_What the exercise asks_
Lines that contain the string "гимнастике" are to be copied; leave out all others.

_Material for the task_
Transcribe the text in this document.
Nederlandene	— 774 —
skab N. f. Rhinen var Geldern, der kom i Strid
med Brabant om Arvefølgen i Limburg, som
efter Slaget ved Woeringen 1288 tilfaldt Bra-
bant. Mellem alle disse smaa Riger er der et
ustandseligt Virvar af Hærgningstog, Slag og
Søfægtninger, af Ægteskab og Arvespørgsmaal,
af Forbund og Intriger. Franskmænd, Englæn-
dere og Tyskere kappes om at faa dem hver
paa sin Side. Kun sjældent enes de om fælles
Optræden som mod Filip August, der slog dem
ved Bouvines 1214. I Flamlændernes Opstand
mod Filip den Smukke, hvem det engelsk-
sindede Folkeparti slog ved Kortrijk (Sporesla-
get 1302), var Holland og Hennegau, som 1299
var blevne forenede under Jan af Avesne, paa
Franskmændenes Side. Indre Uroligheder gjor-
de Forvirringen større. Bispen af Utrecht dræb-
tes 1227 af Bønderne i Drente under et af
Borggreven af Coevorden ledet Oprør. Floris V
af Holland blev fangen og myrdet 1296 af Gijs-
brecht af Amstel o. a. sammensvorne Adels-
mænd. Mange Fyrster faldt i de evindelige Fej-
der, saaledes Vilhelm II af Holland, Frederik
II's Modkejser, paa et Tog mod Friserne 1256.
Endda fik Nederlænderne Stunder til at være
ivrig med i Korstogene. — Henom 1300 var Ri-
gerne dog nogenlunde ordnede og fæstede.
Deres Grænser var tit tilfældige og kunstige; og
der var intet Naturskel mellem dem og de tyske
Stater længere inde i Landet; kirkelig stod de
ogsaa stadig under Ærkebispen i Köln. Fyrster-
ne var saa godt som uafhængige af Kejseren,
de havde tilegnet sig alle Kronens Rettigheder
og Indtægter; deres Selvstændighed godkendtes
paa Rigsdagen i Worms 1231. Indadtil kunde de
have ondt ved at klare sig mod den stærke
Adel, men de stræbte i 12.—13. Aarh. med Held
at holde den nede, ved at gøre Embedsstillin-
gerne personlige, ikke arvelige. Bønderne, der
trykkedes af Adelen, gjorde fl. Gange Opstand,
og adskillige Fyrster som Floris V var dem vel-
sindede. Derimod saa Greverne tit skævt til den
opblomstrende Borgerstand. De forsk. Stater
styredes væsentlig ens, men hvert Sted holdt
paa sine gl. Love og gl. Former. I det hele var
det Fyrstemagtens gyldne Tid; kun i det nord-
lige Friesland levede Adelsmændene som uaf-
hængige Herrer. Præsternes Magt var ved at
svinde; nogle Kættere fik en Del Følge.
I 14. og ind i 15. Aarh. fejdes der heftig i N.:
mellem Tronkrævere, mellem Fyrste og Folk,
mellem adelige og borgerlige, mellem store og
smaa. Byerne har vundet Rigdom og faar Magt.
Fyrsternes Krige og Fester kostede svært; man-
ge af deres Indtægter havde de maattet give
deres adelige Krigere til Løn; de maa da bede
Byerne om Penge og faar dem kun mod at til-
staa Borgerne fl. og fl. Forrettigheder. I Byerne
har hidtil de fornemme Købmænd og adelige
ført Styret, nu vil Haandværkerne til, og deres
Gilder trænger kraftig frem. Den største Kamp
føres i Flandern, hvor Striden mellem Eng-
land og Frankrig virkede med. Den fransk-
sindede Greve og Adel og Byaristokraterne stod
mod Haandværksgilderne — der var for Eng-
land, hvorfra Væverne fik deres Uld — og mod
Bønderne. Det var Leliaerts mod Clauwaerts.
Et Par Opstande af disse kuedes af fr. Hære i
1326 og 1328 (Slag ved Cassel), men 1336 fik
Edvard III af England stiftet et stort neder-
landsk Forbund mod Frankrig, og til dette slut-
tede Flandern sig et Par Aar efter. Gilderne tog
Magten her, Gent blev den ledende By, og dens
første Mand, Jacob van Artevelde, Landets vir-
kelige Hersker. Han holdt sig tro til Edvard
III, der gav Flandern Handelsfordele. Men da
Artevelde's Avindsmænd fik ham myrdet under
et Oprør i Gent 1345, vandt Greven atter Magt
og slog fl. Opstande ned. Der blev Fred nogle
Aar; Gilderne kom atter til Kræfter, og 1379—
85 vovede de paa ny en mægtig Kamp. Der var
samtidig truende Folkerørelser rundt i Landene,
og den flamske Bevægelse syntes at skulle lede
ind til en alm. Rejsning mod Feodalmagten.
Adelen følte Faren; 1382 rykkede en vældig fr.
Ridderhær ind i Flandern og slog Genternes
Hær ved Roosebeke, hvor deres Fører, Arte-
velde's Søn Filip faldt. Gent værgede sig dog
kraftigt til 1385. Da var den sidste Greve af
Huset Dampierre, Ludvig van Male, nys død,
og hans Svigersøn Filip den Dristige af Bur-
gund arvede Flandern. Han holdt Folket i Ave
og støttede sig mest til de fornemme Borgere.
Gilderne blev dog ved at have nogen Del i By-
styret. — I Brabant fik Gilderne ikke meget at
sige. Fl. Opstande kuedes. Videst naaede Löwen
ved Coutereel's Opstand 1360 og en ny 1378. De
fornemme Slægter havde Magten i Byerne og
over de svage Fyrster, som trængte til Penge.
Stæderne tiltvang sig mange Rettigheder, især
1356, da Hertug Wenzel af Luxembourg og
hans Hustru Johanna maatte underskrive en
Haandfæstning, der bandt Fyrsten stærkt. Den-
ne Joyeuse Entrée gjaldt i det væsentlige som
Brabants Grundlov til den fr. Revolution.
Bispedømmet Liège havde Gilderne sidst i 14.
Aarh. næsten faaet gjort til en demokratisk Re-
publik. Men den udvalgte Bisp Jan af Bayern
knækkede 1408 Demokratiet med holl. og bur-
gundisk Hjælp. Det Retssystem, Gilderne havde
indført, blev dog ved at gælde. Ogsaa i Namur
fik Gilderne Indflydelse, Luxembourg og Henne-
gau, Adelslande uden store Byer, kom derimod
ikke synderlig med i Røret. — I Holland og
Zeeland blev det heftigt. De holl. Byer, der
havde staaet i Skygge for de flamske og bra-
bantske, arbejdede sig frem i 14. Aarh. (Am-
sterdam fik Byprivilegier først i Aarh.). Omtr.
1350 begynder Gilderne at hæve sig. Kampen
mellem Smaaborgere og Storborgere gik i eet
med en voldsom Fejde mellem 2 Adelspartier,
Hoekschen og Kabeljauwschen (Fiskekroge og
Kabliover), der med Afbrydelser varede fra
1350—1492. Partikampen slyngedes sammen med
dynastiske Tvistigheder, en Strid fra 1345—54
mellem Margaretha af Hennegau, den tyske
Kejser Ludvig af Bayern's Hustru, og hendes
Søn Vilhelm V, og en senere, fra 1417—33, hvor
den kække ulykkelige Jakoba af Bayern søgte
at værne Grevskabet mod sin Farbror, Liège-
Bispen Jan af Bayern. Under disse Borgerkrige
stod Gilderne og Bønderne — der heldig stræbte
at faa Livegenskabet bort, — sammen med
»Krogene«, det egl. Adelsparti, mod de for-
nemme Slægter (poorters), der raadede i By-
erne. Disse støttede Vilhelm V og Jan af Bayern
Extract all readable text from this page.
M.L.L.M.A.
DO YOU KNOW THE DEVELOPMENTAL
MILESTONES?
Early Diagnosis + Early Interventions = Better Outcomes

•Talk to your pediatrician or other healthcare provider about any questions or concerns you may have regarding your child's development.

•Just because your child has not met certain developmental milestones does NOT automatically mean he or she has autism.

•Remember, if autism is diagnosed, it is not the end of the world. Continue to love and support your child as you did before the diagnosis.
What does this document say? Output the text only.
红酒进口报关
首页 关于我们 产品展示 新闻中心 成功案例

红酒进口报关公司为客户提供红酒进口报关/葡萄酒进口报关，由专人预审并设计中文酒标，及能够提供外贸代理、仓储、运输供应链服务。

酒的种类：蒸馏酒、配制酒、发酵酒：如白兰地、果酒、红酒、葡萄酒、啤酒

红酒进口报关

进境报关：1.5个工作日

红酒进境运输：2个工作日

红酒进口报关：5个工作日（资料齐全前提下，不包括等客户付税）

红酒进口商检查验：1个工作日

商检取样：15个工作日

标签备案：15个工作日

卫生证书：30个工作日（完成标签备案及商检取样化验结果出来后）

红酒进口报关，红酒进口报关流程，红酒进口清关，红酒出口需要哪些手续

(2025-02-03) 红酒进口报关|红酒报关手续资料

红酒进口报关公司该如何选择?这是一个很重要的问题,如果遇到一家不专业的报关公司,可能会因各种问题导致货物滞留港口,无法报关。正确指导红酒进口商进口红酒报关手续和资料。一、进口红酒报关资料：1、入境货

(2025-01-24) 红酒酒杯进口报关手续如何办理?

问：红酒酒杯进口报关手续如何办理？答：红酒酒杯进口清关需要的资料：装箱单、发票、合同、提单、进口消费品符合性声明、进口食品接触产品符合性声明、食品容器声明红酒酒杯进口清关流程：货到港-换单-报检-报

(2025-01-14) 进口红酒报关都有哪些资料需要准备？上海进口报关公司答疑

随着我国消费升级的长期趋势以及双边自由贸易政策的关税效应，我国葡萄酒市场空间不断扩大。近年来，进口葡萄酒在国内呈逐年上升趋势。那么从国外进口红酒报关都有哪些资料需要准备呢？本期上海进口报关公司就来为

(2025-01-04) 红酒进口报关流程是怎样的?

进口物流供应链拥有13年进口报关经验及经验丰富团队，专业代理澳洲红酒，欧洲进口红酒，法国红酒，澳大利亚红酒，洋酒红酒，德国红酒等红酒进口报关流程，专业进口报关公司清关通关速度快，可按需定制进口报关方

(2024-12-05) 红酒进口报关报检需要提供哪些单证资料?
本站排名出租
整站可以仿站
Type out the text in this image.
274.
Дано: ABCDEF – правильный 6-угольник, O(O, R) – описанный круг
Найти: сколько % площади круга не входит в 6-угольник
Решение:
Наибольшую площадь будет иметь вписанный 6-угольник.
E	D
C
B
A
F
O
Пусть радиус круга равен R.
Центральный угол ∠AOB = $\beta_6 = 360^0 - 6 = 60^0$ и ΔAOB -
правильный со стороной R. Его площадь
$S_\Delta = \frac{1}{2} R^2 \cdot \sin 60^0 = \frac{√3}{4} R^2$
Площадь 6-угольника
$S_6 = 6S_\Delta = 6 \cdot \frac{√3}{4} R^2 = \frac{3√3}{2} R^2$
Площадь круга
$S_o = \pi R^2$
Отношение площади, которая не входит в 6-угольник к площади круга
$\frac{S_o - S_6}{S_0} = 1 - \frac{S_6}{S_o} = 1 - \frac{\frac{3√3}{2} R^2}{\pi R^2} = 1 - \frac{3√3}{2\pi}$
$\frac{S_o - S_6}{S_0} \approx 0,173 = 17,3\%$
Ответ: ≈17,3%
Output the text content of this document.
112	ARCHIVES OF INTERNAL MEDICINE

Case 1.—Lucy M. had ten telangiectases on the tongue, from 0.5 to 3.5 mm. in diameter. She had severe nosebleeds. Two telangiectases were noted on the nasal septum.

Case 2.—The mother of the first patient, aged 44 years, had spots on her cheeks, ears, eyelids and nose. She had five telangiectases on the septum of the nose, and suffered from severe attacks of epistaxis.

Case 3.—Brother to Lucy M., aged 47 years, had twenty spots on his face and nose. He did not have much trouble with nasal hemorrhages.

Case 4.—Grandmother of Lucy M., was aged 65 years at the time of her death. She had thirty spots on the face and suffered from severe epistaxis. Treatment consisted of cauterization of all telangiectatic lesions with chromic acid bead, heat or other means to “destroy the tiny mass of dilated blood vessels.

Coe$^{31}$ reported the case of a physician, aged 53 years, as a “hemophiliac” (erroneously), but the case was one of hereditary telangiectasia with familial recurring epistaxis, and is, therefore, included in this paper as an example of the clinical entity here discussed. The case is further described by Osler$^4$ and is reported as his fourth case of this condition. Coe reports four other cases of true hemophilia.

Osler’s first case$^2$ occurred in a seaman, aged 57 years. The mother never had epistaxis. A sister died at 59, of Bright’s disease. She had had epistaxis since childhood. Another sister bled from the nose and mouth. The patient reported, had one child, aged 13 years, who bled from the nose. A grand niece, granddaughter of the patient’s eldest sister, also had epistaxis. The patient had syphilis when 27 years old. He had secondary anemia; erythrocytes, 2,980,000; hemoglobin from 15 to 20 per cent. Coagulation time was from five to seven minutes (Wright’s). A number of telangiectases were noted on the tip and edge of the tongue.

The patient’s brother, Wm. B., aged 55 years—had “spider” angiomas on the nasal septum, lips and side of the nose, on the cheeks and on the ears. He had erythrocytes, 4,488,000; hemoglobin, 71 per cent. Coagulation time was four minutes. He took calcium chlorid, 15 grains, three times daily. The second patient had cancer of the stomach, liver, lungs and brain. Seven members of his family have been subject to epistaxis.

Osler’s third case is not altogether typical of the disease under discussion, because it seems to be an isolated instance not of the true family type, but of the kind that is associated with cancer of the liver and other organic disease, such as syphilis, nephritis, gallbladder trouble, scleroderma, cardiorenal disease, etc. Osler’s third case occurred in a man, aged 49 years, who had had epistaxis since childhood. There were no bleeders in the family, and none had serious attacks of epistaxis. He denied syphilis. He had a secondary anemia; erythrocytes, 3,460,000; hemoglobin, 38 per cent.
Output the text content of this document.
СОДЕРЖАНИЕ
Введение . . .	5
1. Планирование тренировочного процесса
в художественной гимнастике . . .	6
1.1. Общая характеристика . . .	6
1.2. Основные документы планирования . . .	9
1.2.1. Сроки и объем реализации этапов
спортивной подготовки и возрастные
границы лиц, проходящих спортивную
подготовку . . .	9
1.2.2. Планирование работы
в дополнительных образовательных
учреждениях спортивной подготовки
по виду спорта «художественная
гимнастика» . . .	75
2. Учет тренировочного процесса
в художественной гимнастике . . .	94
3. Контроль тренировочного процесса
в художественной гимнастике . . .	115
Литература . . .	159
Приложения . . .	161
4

_Complete output_
в художественной гимнастике . . .	6
в художественной гимнастике . . .	94
в художественной гимнастике . . .	115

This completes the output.